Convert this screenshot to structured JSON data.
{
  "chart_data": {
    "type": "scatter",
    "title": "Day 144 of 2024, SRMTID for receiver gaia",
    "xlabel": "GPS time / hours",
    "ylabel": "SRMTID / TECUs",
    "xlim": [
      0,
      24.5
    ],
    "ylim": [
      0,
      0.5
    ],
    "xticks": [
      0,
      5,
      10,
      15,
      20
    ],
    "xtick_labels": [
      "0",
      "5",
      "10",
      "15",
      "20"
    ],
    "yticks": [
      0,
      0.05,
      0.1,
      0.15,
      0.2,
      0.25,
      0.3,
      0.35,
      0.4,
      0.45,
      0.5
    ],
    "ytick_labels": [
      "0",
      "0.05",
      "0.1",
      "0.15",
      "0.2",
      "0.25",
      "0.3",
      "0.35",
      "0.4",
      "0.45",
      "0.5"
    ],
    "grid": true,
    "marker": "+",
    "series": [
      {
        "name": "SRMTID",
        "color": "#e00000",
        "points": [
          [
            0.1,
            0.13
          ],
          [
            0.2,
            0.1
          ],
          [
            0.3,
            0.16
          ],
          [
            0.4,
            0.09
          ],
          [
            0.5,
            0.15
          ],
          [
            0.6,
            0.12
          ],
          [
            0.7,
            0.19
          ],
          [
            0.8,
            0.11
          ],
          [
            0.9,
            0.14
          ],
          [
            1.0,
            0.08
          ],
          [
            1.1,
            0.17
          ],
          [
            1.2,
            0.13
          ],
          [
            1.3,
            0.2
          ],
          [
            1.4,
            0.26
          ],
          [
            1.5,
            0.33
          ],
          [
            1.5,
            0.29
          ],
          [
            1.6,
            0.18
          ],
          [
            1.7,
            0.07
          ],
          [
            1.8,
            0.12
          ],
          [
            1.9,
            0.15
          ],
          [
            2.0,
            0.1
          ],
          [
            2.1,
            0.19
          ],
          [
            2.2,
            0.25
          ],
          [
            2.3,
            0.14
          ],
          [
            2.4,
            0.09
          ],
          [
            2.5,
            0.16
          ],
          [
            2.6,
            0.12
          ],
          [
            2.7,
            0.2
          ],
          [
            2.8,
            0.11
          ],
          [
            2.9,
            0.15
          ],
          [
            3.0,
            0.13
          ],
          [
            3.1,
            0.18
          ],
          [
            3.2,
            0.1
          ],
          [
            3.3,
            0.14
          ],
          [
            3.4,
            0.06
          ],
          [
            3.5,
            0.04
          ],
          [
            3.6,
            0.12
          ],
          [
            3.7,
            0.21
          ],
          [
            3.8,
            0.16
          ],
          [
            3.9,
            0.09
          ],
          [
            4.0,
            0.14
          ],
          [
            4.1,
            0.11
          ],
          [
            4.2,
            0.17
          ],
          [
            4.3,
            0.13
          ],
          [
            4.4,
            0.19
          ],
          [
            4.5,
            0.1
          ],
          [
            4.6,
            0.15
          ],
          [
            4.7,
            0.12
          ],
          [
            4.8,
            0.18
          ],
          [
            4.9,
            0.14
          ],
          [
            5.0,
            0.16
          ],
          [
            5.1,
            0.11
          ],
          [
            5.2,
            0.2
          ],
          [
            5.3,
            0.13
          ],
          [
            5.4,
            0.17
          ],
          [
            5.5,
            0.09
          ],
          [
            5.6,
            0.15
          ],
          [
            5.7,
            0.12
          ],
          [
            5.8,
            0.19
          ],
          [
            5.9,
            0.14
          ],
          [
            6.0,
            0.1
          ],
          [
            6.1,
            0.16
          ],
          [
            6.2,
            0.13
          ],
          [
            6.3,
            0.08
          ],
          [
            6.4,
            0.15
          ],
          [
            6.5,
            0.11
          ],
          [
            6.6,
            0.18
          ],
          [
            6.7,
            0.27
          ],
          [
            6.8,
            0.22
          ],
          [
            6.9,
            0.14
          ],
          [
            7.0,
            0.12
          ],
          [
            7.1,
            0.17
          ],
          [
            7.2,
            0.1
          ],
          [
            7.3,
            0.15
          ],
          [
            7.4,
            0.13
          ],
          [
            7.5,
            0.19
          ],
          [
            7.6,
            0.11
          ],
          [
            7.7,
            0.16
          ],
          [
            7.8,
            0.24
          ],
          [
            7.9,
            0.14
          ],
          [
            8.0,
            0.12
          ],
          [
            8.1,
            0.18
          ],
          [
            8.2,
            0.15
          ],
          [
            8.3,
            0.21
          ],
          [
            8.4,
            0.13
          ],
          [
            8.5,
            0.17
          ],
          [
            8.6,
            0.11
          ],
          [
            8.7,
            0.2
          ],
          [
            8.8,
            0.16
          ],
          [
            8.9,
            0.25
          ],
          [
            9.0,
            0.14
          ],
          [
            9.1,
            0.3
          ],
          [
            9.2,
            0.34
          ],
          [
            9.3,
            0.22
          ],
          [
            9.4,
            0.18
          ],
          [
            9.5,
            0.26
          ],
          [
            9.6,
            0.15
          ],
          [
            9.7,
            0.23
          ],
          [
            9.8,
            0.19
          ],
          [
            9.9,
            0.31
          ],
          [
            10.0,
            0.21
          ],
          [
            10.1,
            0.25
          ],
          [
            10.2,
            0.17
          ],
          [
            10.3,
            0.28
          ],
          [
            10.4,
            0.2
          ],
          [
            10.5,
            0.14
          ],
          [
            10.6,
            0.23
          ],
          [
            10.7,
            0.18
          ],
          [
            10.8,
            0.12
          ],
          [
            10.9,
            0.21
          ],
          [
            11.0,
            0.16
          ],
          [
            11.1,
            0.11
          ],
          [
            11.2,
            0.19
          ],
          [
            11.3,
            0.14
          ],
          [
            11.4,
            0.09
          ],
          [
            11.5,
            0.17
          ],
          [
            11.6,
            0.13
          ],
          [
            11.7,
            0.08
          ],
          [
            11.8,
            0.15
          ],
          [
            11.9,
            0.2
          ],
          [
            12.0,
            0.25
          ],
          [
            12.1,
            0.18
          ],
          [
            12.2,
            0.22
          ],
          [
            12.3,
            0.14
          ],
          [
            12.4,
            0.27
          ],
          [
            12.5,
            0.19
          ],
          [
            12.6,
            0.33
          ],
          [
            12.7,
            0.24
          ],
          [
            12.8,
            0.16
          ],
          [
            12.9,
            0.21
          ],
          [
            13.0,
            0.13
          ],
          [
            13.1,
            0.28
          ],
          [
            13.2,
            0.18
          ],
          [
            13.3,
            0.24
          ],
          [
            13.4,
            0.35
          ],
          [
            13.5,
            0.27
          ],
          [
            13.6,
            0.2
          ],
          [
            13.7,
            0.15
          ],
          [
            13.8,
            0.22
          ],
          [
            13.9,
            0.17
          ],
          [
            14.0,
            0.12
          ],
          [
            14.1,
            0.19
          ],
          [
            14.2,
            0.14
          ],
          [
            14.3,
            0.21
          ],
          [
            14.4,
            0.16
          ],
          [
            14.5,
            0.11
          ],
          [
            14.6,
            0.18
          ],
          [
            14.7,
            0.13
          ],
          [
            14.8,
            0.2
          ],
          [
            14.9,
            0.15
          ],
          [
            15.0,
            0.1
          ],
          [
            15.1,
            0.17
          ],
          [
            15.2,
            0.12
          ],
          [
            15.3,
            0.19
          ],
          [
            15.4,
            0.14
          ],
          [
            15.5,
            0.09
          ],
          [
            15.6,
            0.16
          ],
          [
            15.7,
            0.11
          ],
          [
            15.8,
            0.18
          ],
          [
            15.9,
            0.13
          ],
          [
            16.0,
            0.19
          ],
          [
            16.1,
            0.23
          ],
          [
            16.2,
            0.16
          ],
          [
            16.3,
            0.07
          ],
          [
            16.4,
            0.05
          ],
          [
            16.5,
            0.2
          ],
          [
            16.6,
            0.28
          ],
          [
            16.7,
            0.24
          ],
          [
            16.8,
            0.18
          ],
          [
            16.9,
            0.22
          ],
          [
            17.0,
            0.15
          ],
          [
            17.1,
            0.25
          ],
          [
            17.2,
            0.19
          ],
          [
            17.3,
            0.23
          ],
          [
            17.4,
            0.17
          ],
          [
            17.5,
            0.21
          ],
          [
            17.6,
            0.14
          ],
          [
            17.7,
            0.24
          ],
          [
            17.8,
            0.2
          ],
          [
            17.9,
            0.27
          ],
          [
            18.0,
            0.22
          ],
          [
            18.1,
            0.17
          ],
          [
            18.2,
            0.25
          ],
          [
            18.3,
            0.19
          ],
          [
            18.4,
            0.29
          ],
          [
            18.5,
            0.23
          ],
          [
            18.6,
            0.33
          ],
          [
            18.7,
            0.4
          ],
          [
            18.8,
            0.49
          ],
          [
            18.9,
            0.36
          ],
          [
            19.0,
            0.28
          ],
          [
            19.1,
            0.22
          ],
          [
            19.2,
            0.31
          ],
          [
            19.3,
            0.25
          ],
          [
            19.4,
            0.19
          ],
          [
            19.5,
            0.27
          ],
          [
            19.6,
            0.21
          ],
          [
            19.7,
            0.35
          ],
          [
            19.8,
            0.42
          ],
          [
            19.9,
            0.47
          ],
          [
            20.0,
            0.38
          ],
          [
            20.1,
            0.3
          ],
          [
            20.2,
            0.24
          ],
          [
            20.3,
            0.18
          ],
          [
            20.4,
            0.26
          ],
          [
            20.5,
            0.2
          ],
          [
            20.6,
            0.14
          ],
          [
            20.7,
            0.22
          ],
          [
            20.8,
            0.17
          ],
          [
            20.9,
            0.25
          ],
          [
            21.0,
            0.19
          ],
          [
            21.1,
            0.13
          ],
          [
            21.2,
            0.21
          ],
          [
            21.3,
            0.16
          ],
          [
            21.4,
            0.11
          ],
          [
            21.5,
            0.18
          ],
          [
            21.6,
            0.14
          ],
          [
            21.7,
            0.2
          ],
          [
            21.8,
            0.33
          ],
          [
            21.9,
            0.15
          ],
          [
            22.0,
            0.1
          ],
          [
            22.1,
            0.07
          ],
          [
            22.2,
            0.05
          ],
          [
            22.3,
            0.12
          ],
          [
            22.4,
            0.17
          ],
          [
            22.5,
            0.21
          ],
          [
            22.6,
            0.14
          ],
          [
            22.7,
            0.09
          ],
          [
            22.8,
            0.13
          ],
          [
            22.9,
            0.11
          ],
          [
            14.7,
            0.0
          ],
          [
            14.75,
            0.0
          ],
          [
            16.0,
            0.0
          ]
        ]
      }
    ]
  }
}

■ ■ ■ ■

REQUIRED TASK:
Find the word "SRMTID" in the entries above and gather every line that holds it.

TASK OUTPUT:
    "title": "Day 144 of 2024, SRMTID for receiver gaia",
    "ylabel": "SRMTID / TECUs",
        "name": "SRMTID",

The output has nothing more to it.